→ PROBLEM TO SOLVE
For the data below, report only the number of lines containing the string "your".

--- start of INFORMATION GIVEN ---

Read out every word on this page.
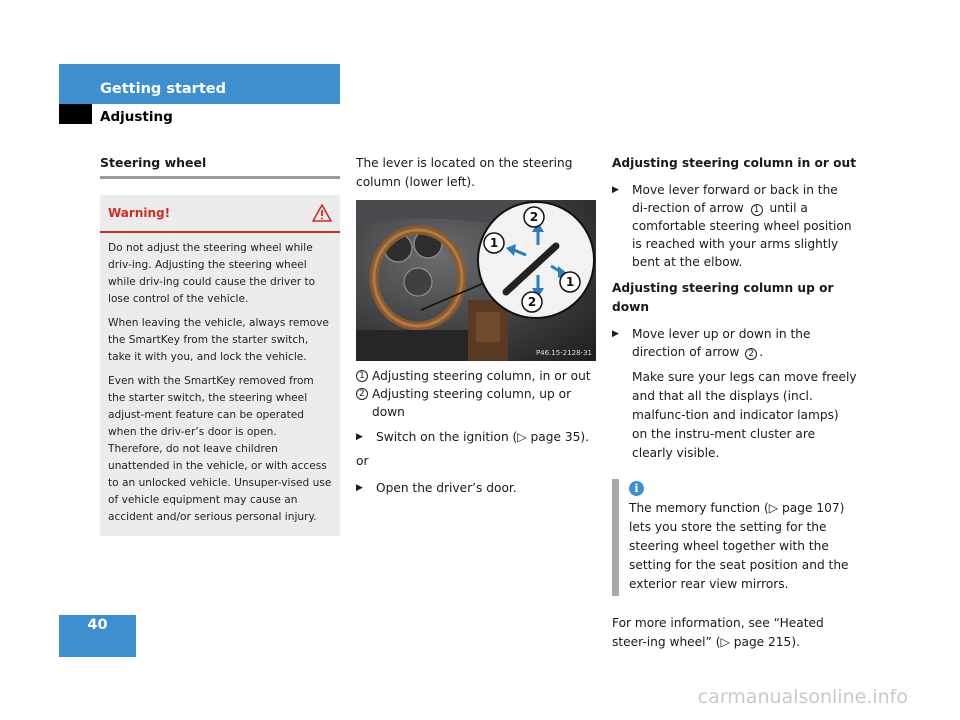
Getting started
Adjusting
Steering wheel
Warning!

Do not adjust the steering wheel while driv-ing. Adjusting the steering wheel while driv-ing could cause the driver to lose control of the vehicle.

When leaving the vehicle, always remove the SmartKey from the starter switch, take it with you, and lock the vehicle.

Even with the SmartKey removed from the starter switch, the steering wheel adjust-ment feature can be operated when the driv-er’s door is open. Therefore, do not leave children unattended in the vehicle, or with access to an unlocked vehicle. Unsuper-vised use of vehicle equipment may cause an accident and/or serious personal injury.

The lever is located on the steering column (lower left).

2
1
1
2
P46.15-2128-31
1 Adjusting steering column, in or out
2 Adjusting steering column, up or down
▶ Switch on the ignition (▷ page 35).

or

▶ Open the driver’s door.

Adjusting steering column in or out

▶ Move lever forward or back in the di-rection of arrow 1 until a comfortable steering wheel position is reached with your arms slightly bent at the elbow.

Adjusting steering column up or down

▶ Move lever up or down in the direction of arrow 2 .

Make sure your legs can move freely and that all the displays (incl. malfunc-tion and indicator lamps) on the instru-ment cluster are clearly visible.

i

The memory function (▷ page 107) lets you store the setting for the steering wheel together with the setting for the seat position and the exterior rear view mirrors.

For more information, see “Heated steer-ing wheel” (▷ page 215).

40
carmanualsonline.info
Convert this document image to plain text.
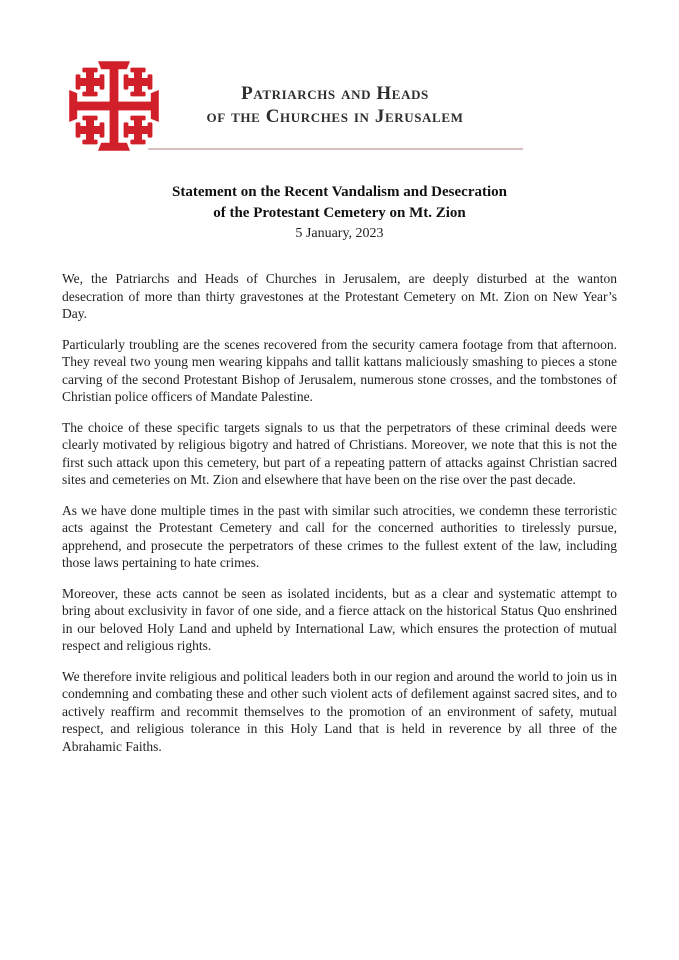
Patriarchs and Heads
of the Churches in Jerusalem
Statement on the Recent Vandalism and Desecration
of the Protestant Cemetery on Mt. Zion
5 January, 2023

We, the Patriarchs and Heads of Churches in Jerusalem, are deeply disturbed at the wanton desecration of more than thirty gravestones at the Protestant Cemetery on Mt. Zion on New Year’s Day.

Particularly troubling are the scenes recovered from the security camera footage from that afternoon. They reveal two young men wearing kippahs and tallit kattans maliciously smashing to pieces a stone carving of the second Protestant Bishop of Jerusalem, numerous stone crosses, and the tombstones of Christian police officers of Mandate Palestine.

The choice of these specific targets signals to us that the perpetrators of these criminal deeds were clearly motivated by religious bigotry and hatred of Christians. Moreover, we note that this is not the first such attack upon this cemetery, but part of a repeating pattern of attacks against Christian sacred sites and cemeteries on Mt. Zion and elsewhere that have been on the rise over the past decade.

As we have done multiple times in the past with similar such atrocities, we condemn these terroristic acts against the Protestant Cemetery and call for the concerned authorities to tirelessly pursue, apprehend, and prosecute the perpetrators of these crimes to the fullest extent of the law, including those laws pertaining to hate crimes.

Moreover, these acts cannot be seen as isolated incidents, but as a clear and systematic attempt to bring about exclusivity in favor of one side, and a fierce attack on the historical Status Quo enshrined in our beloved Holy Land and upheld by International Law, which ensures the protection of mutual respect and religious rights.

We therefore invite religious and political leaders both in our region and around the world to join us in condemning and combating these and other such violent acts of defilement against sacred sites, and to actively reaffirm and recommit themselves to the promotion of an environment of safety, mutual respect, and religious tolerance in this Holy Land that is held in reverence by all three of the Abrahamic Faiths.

--- end of INFORMATION GIVEN ---

→ OUTPUT FOR THIS EXERCISE
2